§ **Written task**
Tally the lines below that contain "Unis". The number is the whole answer.

[START]

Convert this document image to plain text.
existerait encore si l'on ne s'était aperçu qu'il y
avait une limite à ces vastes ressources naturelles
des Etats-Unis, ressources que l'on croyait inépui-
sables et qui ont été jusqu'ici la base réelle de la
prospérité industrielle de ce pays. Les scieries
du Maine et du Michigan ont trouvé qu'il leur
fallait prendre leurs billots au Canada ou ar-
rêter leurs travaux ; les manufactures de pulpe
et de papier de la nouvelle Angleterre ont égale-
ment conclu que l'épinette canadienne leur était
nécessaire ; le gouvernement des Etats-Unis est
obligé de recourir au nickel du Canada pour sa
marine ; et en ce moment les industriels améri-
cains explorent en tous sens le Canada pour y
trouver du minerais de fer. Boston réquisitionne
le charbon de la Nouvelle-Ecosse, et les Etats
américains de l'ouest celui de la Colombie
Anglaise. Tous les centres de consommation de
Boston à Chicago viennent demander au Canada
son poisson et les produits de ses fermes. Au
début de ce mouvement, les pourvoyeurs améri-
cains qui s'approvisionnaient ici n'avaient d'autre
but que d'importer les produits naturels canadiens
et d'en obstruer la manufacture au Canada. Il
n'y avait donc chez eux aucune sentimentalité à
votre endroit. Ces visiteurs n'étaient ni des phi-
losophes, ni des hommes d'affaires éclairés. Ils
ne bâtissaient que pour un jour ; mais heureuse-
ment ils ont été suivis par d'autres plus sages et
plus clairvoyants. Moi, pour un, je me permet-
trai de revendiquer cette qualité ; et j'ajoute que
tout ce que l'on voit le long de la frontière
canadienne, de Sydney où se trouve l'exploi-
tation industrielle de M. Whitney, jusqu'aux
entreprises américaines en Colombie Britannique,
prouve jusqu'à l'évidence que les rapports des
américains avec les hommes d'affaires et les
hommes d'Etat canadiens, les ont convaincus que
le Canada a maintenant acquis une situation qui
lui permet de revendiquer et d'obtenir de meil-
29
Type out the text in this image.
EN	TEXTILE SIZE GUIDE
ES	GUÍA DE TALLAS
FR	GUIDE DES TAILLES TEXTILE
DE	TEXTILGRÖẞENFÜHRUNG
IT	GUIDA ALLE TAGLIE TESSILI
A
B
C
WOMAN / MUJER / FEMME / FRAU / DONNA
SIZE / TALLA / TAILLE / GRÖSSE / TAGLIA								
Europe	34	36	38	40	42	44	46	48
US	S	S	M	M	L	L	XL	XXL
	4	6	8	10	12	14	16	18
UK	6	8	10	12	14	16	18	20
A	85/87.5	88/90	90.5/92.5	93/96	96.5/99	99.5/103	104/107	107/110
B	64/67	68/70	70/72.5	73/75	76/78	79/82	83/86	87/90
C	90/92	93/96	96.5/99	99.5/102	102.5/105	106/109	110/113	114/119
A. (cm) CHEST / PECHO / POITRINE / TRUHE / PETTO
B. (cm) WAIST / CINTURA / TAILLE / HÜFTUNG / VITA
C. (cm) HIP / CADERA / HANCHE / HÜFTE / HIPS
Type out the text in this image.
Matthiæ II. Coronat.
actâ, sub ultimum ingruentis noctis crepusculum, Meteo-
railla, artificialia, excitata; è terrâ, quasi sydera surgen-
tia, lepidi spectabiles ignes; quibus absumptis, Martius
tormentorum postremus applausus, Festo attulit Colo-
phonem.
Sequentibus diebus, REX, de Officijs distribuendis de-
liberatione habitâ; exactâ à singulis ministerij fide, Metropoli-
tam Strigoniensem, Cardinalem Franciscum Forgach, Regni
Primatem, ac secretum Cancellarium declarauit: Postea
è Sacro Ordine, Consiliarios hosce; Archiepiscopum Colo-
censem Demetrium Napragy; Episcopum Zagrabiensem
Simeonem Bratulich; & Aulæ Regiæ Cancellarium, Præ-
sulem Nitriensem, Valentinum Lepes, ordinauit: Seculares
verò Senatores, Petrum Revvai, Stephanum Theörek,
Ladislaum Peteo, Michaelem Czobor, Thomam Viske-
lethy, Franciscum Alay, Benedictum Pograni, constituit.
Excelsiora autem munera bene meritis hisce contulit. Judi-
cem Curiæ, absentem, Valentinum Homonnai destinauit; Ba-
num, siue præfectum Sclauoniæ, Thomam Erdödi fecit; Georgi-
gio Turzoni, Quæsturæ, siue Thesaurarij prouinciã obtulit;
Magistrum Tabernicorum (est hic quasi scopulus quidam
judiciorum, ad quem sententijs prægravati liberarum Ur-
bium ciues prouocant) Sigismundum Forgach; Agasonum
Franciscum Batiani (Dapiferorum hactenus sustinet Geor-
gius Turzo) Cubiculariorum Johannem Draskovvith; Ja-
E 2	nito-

[END]

§ **Worked solution**
2